精神病院 新病棟見学


■6月9日(土)
 午後、地元の介護者家族の会の方々40人と共に、精神病院の新病棟を見学に行った。

◆私は、日本の国はもっと一般医療並みに精神医療に力を入れるべき(予算も医師や看護婦などの人員配置も)だと常々思っている。

 まず、みんなと集合して、顔なじみの介護者家族の会の中で、かなり弱っておられる介護者がおられることが心配になった。長年の介護でやつれておられるのだ。

 この精神病院は、2001年4月に新病棟がオープン。最初に訪れたのは、老人性痴呆疾患治療病棟。四人部屋が12、個室が6。医療保険適用で、自己負担は月13-14万円。四人部屋には、洗面所がついている。和風の四人部屋で一人に1つテレビあり。トイレは廊下の向かいにある。作業療法士や精神保健福祉士もいる。

 3ヶ月をめどに退院するそうだが、自宅復帰は難しいそうだ。老人保健施設、特別養護老人ホームやこの精神病院の他の病棟に移る人などさまざまだが、家にはなかなか帰れないという。歩ける痴呆性高齢者がほとんどで、この病院の診療を受けていないとこの病棟には入院できない。

──────

### 課題の項目
1. 新病棟見学の文章を「午後、地元の介護者家族の会の方々40人と共に、精神病院の新病棟を見学に行った。」から「介護でやつれておられるのだ。」まで、「介護者家族の会」を「家族会」に置き換えて書き直してください。
2. 新病棟見学の文章によると、この精神病院の新病棟がオープンしたのはいつですか。
新病棟見学の文章だけを見て答えてください。

### データ抜粋

──────

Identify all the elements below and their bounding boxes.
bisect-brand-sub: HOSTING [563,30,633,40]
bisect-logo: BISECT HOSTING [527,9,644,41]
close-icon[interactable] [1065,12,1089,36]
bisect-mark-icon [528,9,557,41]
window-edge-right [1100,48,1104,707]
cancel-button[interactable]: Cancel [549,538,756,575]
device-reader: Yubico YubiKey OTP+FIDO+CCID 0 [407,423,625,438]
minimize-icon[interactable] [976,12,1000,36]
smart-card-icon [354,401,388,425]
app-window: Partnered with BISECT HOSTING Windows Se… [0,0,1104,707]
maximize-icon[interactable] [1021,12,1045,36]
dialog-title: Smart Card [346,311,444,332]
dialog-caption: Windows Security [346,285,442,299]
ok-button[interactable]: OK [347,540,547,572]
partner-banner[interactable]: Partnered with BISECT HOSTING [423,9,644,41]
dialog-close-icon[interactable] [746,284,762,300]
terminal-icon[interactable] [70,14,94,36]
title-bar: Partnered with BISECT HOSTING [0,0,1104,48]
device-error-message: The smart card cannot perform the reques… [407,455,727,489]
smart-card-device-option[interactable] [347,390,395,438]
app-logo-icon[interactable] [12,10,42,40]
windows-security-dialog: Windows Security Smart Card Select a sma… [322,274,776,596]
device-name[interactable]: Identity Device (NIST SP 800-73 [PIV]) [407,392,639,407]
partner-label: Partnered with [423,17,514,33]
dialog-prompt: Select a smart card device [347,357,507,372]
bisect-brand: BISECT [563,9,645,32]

──────

### 課題の結果
1.
午後、地元の家族会の方々40人と共に、精神病院の新病棟を見学に行った。

◆私は、日本の国はもっと一般医療並みに精神医療に力を入れるべき(予算も医師や看護婦などの人員配置も)だと常々思っている。

 まず、みんなと集合して、顔なじみの家族会の中で、かなり弱っておられる介護者がおられることが心配になった。長年の介護でやつれておられるのだ。

2. 2001年4月です。